Requirement ::
Copy, from the entries below, each line in which the string "title" appears.

------------------------

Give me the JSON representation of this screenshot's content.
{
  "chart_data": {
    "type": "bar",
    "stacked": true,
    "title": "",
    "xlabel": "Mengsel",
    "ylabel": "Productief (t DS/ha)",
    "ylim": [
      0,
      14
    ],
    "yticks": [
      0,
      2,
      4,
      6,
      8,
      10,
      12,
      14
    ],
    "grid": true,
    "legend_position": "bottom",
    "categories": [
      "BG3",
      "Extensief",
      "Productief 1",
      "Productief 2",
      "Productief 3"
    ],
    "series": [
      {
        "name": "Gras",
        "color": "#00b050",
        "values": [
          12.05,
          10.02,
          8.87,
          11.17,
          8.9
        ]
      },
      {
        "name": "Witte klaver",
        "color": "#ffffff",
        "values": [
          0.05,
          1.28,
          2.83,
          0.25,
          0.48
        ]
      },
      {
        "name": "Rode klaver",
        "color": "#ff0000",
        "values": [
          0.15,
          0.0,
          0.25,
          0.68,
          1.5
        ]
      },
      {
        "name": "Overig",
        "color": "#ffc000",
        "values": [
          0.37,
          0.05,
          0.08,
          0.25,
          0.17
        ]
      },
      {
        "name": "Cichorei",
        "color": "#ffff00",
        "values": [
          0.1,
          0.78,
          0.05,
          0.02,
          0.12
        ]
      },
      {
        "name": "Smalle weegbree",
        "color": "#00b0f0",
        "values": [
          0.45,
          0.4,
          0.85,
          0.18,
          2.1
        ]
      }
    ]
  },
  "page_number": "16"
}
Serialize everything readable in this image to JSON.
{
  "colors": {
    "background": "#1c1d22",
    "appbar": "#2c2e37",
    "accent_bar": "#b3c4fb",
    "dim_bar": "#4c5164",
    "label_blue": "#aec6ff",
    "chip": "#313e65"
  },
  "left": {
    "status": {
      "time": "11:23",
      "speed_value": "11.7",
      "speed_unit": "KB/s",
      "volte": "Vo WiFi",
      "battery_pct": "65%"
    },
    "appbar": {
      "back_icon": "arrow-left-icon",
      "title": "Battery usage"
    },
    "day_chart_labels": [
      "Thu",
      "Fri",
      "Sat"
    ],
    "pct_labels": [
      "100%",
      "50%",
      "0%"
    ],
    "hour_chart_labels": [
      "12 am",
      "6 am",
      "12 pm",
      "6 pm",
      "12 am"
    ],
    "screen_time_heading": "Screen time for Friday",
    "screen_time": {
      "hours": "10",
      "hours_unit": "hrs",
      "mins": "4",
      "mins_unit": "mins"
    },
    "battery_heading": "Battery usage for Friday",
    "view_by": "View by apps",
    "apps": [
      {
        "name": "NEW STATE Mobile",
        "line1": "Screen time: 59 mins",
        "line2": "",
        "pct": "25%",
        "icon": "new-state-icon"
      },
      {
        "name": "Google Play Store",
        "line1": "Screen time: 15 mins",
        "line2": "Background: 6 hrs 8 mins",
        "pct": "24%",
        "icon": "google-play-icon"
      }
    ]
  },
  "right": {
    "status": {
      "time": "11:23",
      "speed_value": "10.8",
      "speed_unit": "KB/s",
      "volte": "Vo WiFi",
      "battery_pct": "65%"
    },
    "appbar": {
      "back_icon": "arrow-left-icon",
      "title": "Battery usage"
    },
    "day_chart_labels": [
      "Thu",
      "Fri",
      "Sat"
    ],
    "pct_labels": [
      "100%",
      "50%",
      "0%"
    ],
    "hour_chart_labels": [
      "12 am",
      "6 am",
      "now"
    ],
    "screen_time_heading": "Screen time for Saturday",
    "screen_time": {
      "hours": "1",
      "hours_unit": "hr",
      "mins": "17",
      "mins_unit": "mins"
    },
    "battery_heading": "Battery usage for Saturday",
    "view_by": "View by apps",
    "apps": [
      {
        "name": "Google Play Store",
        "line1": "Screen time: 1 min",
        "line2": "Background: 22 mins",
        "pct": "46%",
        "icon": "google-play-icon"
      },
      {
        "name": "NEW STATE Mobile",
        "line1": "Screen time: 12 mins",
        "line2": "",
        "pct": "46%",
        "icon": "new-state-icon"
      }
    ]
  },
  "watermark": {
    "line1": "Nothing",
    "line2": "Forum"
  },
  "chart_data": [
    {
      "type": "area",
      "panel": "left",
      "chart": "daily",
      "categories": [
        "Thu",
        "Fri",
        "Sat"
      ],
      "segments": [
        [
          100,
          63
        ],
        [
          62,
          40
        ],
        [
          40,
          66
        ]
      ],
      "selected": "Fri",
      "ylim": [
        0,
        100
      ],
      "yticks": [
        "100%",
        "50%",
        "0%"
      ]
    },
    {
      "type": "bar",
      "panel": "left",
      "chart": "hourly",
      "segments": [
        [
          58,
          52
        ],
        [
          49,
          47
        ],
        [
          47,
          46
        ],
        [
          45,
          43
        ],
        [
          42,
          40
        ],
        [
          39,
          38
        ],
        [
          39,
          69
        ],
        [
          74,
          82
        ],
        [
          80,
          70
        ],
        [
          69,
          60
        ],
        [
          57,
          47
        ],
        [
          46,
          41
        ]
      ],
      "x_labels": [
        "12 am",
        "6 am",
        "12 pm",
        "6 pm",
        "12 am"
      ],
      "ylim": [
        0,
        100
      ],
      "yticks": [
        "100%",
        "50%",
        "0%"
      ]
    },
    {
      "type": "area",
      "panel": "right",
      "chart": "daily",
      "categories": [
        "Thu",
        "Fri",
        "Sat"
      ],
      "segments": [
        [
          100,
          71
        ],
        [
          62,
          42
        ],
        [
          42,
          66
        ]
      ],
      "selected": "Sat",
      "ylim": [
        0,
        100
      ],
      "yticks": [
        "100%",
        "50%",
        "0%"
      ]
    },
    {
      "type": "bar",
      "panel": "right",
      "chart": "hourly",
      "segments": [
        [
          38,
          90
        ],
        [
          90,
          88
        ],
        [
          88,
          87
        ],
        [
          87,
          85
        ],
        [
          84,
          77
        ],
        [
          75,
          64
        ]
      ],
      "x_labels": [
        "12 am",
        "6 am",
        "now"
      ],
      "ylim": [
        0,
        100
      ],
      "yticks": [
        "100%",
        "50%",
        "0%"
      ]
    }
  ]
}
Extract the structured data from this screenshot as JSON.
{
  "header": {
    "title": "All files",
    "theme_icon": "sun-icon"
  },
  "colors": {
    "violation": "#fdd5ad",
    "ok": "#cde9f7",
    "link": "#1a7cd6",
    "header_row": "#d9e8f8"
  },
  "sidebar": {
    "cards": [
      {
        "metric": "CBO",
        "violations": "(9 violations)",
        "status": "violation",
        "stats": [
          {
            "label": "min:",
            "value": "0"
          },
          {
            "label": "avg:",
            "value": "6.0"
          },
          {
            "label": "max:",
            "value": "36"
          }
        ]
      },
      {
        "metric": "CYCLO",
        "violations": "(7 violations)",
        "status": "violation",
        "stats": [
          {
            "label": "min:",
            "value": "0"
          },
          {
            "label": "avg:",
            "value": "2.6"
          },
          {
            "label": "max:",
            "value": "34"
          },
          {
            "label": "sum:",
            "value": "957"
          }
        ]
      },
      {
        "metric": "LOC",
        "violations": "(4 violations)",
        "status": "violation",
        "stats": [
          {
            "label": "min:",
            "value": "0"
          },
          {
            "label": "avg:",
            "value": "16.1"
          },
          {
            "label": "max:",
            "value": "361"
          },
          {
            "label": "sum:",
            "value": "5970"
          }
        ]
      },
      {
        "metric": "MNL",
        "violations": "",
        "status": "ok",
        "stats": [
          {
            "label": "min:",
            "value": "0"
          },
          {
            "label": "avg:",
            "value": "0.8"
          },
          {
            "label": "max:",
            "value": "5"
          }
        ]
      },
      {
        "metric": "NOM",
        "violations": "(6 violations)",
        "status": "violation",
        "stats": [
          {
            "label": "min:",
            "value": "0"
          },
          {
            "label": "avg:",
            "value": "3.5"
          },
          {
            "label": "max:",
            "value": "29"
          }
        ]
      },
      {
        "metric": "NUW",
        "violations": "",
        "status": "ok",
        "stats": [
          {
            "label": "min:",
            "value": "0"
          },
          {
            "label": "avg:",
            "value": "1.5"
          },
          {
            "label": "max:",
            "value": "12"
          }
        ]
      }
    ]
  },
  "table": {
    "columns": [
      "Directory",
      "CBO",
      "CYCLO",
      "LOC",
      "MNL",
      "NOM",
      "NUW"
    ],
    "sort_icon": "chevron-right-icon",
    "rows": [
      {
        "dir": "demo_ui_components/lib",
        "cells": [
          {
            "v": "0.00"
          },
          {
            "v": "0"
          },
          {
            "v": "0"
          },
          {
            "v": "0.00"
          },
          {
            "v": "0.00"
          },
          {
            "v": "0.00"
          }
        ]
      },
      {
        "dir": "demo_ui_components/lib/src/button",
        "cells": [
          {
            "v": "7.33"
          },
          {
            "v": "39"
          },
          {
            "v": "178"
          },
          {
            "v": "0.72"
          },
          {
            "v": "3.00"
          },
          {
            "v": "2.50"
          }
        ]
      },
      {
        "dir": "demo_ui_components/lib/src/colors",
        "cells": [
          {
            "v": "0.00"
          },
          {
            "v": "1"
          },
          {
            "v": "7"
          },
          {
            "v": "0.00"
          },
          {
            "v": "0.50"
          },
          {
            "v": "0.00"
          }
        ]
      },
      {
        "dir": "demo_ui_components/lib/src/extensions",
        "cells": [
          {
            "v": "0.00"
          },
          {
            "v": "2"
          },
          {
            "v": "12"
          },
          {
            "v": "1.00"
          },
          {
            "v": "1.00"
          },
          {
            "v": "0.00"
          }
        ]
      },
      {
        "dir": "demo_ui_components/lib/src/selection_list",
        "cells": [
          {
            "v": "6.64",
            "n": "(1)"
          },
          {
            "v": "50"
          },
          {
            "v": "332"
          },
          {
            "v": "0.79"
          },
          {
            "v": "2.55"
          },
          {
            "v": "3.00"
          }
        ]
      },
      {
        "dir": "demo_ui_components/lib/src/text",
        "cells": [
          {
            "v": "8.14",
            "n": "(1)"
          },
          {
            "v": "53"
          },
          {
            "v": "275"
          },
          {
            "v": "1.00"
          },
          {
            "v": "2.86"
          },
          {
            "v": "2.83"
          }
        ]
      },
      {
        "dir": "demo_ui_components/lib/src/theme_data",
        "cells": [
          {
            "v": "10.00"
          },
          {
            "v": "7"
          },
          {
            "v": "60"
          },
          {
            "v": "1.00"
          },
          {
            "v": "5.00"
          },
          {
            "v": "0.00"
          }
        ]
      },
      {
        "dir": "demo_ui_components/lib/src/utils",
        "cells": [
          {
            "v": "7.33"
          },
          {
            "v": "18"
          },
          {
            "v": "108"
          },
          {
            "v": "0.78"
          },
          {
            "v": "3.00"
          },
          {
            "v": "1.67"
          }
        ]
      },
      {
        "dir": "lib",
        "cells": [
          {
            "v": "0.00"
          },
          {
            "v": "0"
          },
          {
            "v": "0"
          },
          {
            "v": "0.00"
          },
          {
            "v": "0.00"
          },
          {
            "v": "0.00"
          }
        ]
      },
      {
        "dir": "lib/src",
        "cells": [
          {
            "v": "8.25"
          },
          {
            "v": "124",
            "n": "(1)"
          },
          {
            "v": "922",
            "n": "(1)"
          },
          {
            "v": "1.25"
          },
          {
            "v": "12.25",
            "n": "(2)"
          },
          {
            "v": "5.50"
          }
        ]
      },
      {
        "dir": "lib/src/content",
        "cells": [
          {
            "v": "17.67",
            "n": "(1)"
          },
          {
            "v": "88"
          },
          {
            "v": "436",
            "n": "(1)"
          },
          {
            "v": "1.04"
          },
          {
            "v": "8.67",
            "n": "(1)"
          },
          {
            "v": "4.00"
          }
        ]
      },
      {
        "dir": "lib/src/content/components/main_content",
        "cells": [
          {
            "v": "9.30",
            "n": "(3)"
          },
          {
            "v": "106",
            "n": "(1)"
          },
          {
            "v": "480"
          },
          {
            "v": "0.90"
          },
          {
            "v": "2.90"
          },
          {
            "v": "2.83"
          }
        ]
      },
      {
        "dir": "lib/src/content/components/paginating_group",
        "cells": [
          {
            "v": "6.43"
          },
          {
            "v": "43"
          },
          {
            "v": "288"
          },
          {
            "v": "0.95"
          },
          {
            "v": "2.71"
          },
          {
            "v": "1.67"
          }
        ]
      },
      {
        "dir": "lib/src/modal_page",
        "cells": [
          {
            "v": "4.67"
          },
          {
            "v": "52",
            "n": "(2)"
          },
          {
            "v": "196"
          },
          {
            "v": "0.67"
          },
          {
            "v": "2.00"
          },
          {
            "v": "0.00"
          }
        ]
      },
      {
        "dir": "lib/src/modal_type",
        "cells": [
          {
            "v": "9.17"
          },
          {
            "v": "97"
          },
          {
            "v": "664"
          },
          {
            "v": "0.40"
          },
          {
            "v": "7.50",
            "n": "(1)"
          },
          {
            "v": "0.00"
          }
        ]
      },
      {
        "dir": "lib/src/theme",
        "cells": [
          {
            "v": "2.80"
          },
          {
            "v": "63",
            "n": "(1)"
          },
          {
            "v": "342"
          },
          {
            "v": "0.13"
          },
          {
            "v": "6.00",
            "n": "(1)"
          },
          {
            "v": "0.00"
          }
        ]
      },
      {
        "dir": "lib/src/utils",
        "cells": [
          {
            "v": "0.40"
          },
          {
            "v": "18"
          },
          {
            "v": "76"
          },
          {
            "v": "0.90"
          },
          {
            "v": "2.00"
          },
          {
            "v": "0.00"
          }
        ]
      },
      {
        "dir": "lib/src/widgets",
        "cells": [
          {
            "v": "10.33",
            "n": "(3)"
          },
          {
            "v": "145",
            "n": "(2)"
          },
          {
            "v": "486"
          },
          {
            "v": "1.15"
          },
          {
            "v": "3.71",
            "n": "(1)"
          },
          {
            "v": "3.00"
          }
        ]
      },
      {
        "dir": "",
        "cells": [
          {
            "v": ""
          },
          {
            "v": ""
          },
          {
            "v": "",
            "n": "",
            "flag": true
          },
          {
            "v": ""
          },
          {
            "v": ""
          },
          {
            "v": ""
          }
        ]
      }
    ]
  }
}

------------------------

Final result ::
    "title": "",
      "title": "Battery usage"
      "title": "Battery usage"
    "title": "All files",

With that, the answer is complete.